Saved entries:

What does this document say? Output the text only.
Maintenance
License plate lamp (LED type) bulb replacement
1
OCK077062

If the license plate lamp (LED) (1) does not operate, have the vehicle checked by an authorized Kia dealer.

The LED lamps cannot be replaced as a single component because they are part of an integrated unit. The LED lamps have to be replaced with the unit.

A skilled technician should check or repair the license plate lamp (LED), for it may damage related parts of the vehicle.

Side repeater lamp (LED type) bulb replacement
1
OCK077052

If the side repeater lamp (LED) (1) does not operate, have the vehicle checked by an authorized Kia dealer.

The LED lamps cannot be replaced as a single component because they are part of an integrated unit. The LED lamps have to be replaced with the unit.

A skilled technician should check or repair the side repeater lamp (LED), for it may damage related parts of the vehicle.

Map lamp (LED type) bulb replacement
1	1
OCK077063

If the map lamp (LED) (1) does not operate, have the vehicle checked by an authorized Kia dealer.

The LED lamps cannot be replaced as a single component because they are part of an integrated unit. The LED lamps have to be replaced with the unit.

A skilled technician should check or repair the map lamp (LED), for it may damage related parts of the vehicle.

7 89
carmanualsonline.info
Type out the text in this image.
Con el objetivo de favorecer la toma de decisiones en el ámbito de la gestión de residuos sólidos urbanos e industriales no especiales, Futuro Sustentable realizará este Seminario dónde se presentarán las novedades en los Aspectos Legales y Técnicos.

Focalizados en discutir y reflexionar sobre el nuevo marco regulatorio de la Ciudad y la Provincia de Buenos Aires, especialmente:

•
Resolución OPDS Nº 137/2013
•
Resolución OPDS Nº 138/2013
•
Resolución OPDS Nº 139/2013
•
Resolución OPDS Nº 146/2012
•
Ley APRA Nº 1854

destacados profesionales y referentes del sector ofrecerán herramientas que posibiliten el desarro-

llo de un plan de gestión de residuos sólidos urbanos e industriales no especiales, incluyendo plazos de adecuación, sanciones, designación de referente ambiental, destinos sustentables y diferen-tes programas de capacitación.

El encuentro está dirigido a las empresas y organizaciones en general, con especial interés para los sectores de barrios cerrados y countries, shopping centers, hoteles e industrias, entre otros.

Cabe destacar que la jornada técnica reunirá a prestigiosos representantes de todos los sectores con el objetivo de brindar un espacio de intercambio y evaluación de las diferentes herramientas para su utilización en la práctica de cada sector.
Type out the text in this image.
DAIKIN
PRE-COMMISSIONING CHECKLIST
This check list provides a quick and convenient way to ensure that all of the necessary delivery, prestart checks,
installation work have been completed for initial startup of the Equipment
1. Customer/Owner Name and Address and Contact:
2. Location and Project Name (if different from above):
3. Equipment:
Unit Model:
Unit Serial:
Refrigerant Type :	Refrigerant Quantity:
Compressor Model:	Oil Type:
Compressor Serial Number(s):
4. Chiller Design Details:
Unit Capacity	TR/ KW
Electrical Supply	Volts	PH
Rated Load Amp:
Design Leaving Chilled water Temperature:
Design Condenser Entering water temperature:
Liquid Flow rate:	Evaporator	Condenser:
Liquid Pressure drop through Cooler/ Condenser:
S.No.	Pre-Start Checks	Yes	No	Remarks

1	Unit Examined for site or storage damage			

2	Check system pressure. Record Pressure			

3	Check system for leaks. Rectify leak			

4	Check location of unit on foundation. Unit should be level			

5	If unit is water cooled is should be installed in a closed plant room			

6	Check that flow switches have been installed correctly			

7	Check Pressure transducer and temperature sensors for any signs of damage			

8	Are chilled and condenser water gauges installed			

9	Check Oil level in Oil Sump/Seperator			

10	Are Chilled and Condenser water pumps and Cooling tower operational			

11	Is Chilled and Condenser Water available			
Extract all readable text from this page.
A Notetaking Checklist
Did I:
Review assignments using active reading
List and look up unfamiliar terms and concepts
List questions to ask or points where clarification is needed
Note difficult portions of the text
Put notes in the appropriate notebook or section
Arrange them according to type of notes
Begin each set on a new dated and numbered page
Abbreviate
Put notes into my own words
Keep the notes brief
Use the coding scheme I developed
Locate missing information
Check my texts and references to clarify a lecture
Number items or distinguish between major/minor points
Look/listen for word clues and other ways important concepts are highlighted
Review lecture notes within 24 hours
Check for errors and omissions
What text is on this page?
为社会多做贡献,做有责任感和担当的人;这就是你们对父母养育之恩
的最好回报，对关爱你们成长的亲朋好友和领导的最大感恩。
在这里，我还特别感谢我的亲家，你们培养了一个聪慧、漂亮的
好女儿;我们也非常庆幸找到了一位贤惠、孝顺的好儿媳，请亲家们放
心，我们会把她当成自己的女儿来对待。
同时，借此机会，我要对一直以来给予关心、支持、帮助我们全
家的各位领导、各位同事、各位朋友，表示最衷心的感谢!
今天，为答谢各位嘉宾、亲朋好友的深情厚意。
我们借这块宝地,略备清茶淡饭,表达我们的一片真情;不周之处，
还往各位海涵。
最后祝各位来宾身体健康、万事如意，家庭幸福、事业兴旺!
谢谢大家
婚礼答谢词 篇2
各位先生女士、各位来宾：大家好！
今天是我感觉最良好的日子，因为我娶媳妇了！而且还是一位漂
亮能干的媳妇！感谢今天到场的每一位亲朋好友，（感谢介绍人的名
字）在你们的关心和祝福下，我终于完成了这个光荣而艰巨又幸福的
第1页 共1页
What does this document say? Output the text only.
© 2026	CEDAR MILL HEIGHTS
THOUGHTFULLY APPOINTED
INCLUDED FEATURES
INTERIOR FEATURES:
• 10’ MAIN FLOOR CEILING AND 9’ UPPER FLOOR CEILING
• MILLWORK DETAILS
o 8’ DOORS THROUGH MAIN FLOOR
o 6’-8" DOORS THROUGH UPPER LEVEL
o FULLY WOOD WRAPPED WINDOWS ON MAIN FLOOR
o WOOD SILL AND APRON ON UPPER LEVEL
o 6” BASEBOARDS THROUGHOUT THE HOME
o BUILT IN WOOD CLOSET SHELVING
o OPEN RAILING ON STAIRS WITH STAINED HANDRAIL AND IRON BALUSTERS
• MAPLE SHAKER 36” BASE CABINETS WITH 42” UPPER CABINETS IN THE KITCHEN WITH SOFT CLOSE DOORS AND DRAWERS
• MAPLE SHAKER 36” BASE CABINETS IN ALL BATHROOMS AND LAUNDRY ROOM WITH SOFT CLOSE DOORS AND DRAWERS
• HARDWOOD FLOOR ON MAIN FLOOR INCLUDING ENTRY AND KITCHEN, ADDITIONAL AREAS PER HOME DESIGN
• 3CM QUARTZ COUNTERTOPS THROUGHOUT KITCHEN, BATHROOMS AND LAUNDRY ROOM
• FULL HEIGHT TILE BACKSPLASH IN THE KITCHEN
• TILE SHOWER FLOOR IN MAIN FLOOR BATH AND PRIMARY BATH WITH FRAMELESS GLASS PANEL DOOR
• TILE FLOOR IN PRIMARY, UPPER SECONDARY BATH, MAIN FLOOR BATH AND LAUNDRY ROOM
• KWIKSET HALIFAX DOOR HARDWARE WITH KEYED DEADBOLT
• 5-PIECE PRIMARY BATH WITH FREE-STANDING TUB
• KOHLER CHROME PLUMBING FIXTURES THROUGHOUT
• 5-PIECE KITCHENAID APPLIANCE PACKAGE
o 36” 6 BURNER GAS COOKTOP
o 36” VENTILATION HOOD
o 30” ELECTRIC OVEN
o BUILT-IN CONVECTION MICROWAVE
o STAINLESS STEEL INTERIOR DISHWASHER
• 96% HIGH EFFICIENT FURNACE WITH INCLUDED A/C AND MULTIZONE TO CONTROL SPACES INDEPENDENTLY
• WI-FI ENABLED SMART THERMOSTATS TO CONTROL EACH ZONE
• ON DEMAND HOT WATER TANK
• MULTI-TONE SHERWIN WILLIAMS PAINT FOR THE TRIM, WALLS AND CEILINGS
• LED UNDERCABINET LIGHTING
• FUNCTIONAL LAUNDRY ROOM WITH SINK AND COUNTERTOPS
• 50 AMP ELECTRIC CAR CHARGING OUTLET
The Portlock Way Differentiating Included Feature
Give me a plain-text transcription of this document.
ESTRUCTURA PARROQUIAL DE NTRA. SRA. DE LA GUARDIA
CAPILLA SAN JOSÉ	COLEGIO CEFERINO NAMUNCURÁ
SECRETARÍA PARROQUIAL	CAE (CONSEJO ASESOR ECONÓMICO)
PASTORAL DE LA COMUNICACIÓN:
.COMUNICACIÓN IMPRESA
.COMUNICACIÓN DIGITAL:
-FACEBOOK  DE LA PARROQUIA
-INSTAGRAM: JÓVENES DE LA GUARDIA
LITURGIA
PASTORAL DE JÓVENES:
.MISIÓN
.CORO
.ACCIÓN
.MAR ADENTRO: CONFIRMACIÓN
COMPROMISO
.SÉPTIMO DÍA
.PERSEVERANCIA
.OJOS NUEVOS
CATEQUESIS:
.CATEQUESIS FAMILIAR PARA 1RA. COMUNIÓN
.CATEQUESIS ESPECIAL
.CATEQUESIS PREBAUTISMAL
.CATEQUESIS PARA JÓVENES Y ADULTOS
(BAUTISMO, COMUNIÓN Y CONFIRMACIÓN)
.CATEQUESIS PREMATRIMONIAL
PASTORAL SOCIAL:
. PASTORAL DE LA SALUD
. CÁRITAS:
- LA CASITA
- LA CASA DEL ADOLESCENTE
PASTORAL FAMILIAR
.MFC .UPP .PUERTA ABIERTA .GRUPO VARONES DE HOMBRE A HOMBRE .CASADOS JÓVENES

Written request
Look over the listing above. Pick out and copy every line that includes "BATHROOMS".

Task output
• MAPLE SHAKER 36” BASE CABINETS IN ALL BATHROOMS AND LAUNDRY ROOM WITH SOFT CLOSE DOORS AND DRAWERS
• 3CM QUARTZ COUNTERTOPS THROUGHOUT KITCHEN, BATHROOMS AND LAUNDRY ROOM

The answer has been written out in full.